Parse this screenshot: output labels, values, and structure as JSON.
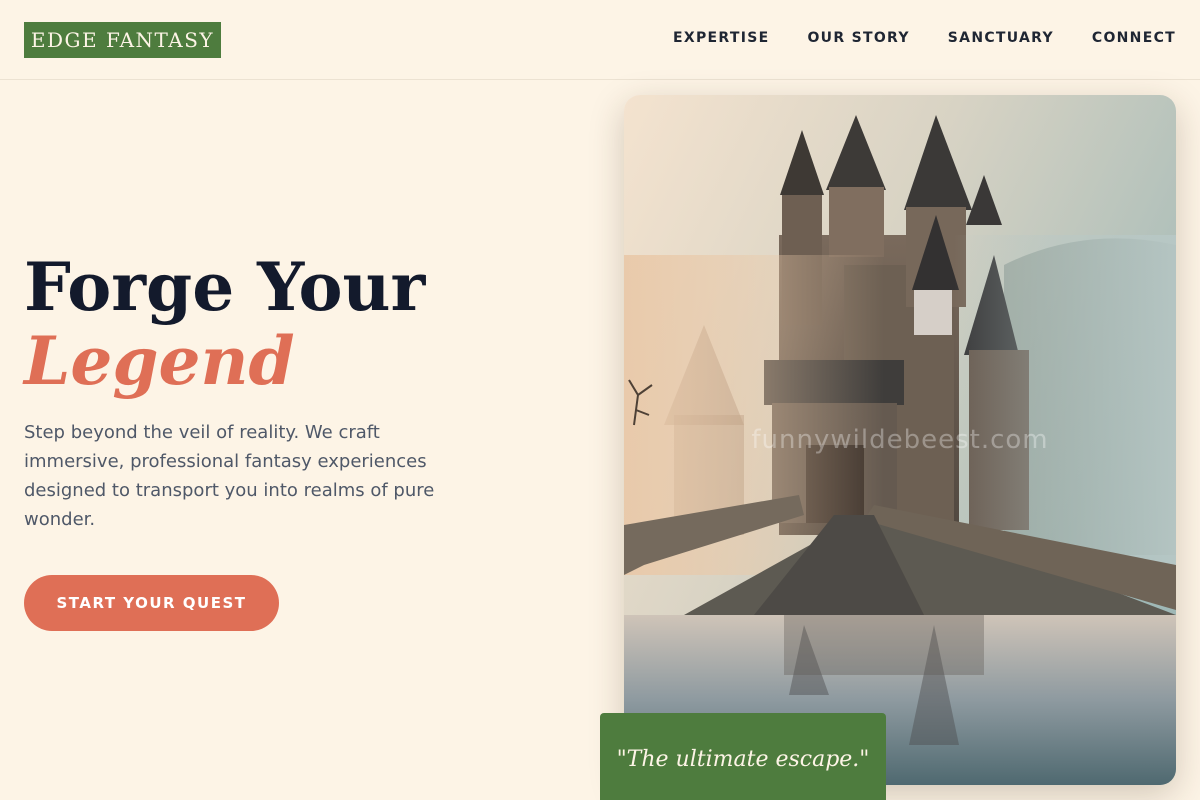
{
  "brand": {
    "logo_text": "EDGE FANTASY"
  },
  "nav": {
    "items": [
      "EXPERTISE",
      "OUR STORY",
      "SANCTUARY",
      "CONNECT"
    ]
  },
  "hero": {
    "title_line1": "Forge Your",
    "title_line2": "Legend",
    "description": "Step beyond the veil of reality. We craft immersive, professional fantasy experiences designed to transport you into realms of pure wonder.",
    "cta_label": "START YOUR QUEST"
  },
  "photo": {
    "watermark": "funnywildebeest.com"
  },
  "quote": {
    "text": "\"The ultimate escape.\""
  },
  "colors": {
    "background": "#fdf4e6",
    "brand_green": "#4e7c3e",
    "accent_coral": "#df6f56",
    "heading": "#131a2c",
    "body_text": "#4f5868"
  }
}
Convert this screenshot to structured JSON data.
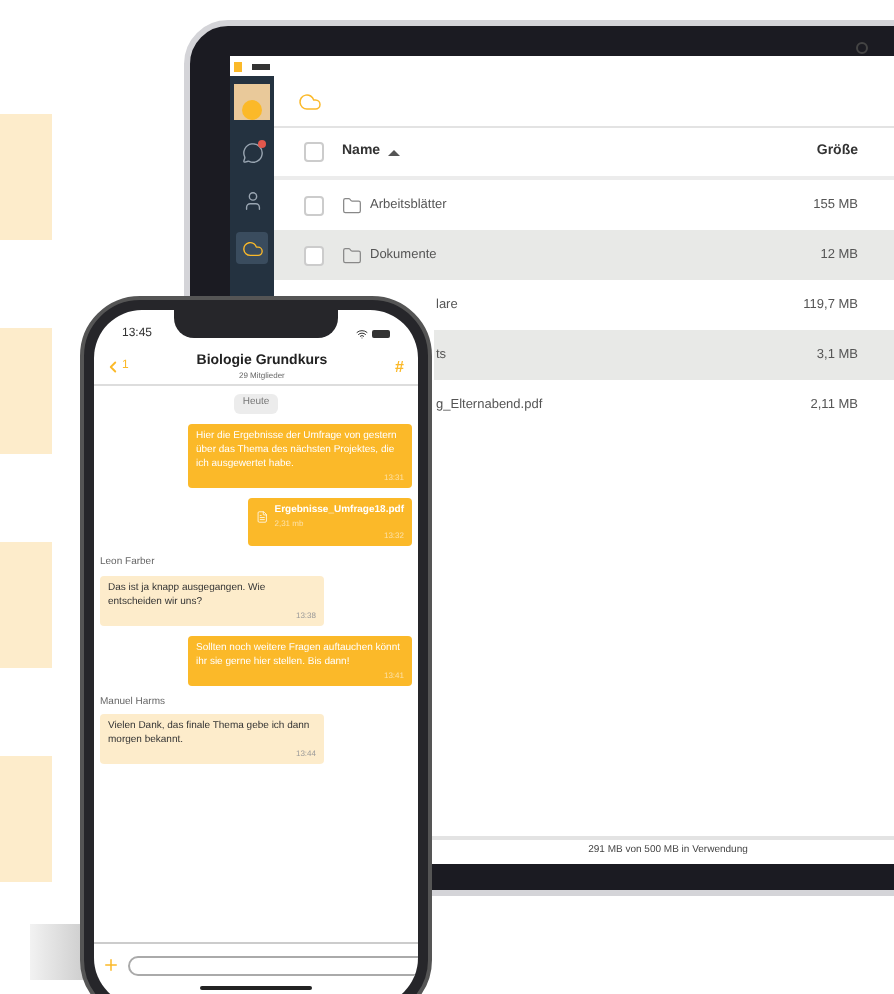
{
  "laptop": {
    "sidebar": {
      "items": [
        {
          "kind": "chat",
          "selected": false,
          "notification": true
        },
        {
          "kind": "contacts",
          "selected": false,
          "notification": false
        },
        {
          "kind": "cloud",
          "selected": true,
          "notification": false
        }
      ]
    },
    "files": {
      "all_checked": false,
      "columns": [
        {
          "label": "Name",
          "sorted": true
        },
        {
          "label": "Größe",
          "sorted": false
        }
      ],
      "rows": [
        {
          "kind": "folder",
          "name": "Arbeitsblätter",
          "size": "155 MB",
          "checked": false
        },
        {
          "kind": "folder",
          "name": "Dokumente",
          "size": "12 MB",
          "checked": false
        },
        {
          "kind": "covered",
          "name": "lare",
          "size": "119,7 MB"
        },
        {
          "kind": "covered",
          "name": "ts",
          "size": "3,1 MB"
        },
        {
          "kind": "covered",
          "name": "g_Elternabend.pdf",
          "size": "2,11 MB"
        }
      ]
    },
    "storage": "291 MB von 500 MB in Verwendung"
  },
  "phone": {
    "time": "13:45",
    "back_count": "1",
    "title": "Biologie Grundkurs",
    "subtitle": "29 Mitglieder",
    "action": "#",
    "date": "Heute",
    "messages": [
      {
        "kind": "outgoing",
        "text": "Hier die Ergebnisse der Umfrage von gestern über das Thema des nächsten Projektes, die ich ausgewertet habe.",
        "time": "13:31"
      },
      {
        "kind": "file",
        "name": "Ergebnisse_Umfrage18.pdf",
        "size": "2,31 mb",
        "time": "13:32"
      },
      {
        "kind": "incoming",
        "sender": "Leon Farber",
        "text": "Das ist ja knapp ausgegangen. Wie entscheiden wir uns?",
        "time": "13:38"
      },
      {
        "kind": "outgoing",
        "text": "Sollten noch weitere Fragen auftauchen könnt ihr sie gerne hier stellen. Bis dann!",
        "time": "13:41"
      },
      {
        "kind": "incoming",
        "sender": "Manuel Harms",
        "text": "Vielen Dank, das finale Thema gebe ich dann morgen bekannt.",
        "time": "13:44"
      }
    ]
  }
}
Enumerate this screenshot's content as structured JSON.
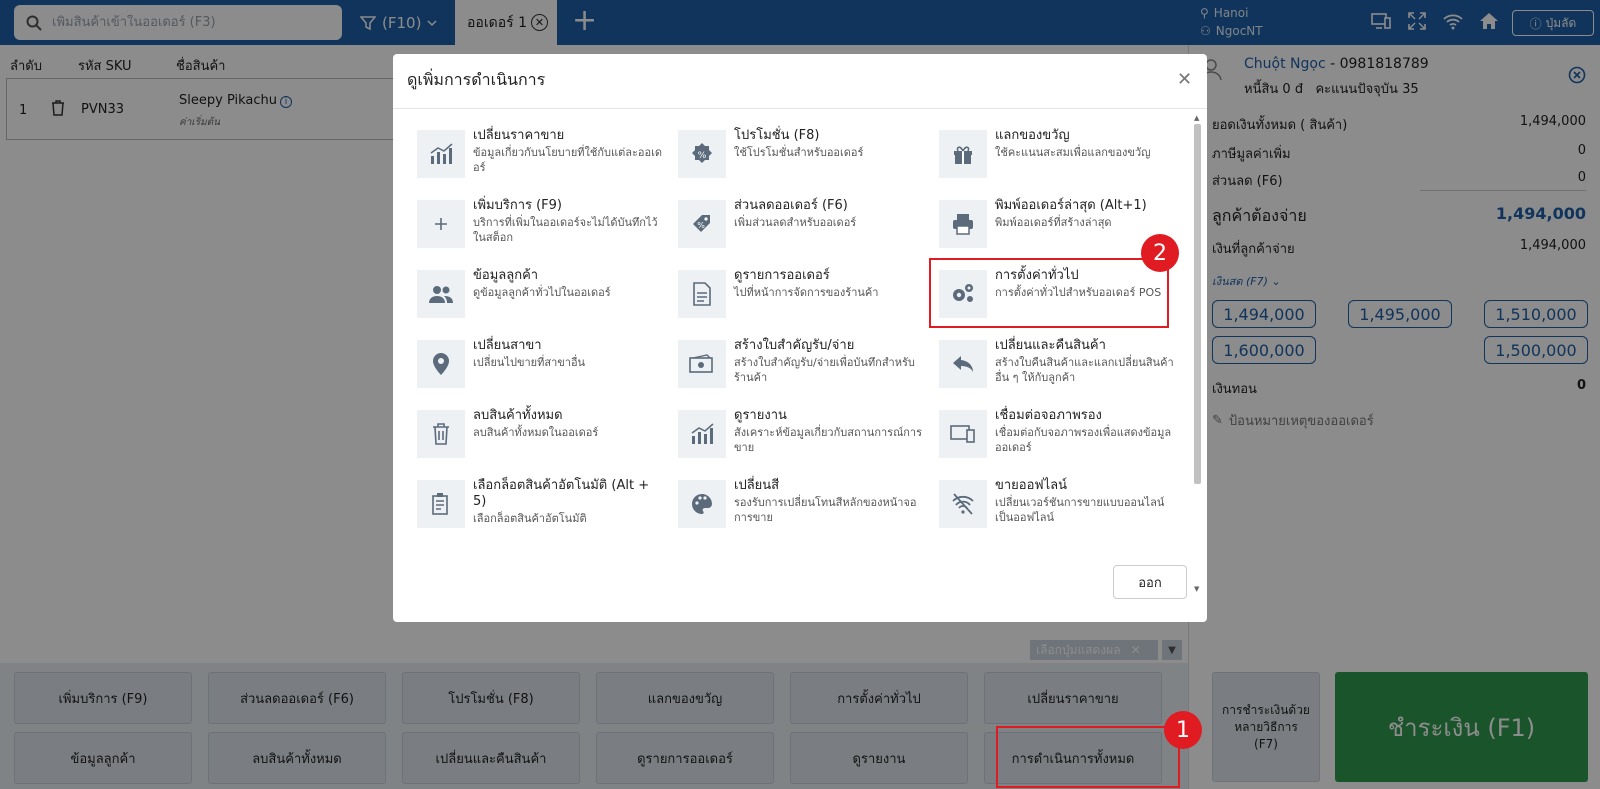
{
  "topbar": {
    "search_placeholder": "เพิ่มสินค้าเข้าในออเดอร์ (F3)",
    "f10_label": "(F10)",
    "order_tab_label": "ออเดอร์ 1",
    "location": "Hanoi",
    "user": "NgocNT",
    "shortcut_label": "ปุ่มลัด"
  },
  "table": {
    "headers": [
      "ลำดับ",
      "รหัส SKU",
      "ชื่อสินค้า"
    ],
    "rows": [
      {
        "no": "1",
        "sku": "PVN33",
        "name": "Sleepy Pikachu",
        "sub": "ค่าเริ่มต้น"
      }
    ]
  },
  "modal": {
    "title": "ดูเพิ่มการดำเนินการ",
    "items": [
      {
        "title": "เปลี่ยนราคาขาย",
        "desc": "ข้อมูลเกี่ยวกับนโยบายที่ใช้กับแต่ละออเดอร์",
        "icon": "bar-chart-icon"
      },
      {
        "title": "โปรโมชั่น (F8)",
        "desc": "ใช้โปรโมชั่นสำหรับออเดอร์",
        "icon": "promotion-badge-icon"
      },
      {
        "title": "แลกของขวัญ",
        "desc": "ใช้คะแนนสะสมเพื่อแลกของขวัญ",
        "icon": "gift-icon"
      },
      {
        "title": "เพิ่มบริการ (F9)",
        "desc": "บริการที่เพิ่มในออเดอร์จะไม่ได้บันทึกไว้ในสต็อก",
        "icon": "plus-icon"
      },
      {
        "title": "ส่วนลดออเดอร์ (F6)",
        "desc": "เพิ่มส่วนลดสำหรับออเดอร์",
        "icon": "discount-tag-icon"
      },
      {
        "title": "พิมพ์ออเดอร์ล่าสุด (Alt+1)",
        "desc": "พิมพ์ออเดอร์ที่สร้างล่าสุด",
        "icon": "printer-icon"
      },
      {
        "title": "ข้อมูลลูกค้า",
        "desc": "ดูข้อมูลลูกค้าทั่วไปในออเดอร์",
        "icon": "users-icon"
      },
      {
        "title": "ดูรายการออเดอร์",
        "desc": "ไปที่หน้าการจัดการของร้านค้า",
        "icon": "document-icon"
      },
      {
        "title": "การตั้งค่าทั่วไป",
        "desc": "การตั้งค่าทั่วไปสำหรับออเดอร์ POS",
        "icon": "gears-icon"
      },
      {
        "title": "เปลี่ยนสาขา",
        "desc": "เปลี่ยนไปขายที่สาขาอื่น",
        "icon": "location-pin-icon"
      },
      {
        "title": "สร้างใบสำคัญรับ/จ่าย",
        "desc": "สร้างใบสำคัญรับ/จ่ายเพื่อบันทึกสำหรับร้านค้า",
        "icon": "cash-icon"
      },
      {
        "title": "เปลี่ยนและคืนสินค้า",
        "desc": "สร้างใบคืนสินค้าและแลกเปลี่ยนสินค้าอื่น ๆ ให้กับลูกค้า",
        "icon": "reply-arrow-icon"
      },
      {
        "title": "ลบสินค้าทั้งหมด",
        "desc": "ลบสินค้าทั้งหมดในออเดอร์",
        "icon": "trash-icon"
      },
      {
        "title": "ดูรายงาน",
        "desc": "สังเคราะห์ข้อมูลเกี่ยวกับสถานการณ์การขาย",
        "icon": "report-chart-icon"
      },
      {
        "title": "เชื่อมต่อจอภาพรอง",
        "desc": "เชื่อมต่อกับจอภาพรองเพื่อแสดงข้อมูลออเดอร์",
        "icon": "second-screen-icon"
      },
      {
        "title": "เลือกล็อตสินค้าอัตโนมัติ (Alt + 5)",
        "desc": "เลือกล็อตสินค้าอัตโนมัติ",
        "icon": "lot-icon"
      },
      {
        "title": "เปลี่ยนสี",
        "desc": "รองรับการเปลี่ยนโทนสีหลักของหน้าจอการขาย",
        "icon": "palette-icon"
      },
      {
        "title": "ขายออฟไลน์",
        "desc": "เปลี่ยนเวอร์ชันการขายแบบออนไลน์เป็นออฟไลน์",
        "icon": "wifi-off-icon"
      }
    ],
    "exit_label": "ออก"
  },
  "filter": {
    "chip_label": "เลือกปุ่มแสดงผล"
  },
  "bottom_buttons": [
    "เพิ่มบริการ (F9)",
    "ส่วนลดออเดอร์ (F6)",
    "โปรโมชั่น (F8)",
    "แลกของขวัญ",
    "การตั้งค่าทั่วไป",
    "เปลี่ยนราคาขาย",
    "ข้อมูลลูกค้า",
    "ลบสินค้าทั้งหมด",
    "เปลี่ยนและคืนสินค้า",
    "ดูรายการออเดอร์",
    "ดูรายงาน",
    "การดำเนินการทั้งหมด"
  ],
  "customer": {
    "name": "Chuột Ngọc",
    "phone": " - 0981818789",
    "debt": "หนี้สิน 0 đ",
    "points": "คะแนนปัจจุบัน 35"
  },
  "summary": {
    "total_goods_label": "ยอดเงินทั้งหมด ( สินค้า)",
    "total_goods": "1,494,000",
    "vat_label": "ภาษีมูลค่าเพิ่ม",
    "vat": "0",
    "discount_label": "ส่วนลด (F6)",
    "discount": "0",
    "to_pay_label": "ลูกค้าต้องจ่าย",
    "to_pay": "1,494,000",
    "paid_label": "เงินที่ลูกค้าจ่าย",
    "paid": "1,494,000",
    "cash_type": "เงินสด (F7)",
    "quick_amounts": [
      "1,494,000",
      "1,495,000",
      "1,510,000",
      "1,600,000",
      "1,500,000"
    ],
    "change_label": "เงินทอน",
    "change": "0",
    "note_placeholder": "ป้อนหมายเหตุของออเดอร์"
  },
  "payment": {
    "multi_label": "การชำระเงินด้วยหลายวิธีการ (F7)",
    "pay_label": "ชำระเงิน (F1)"
  },
  "annotations": [
    "1",
    "2"
  ],
  "colors": {
    "primary": "#1e5fa8",
    "pay_green": "#2e9a4e",
    "annotation_red": "#e11b22"
  }
}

==========

## WHAT THE TASK ASKS
From the data above, pick out each line containing "JSON" and copy it.

## ANSWER TO THIS PROBLEM
Parse this screenshot: output labels, values, and structure as JSON.
Convert this screenshot to structured JSON data.
Enumerate this screenshot's content as structured JSON.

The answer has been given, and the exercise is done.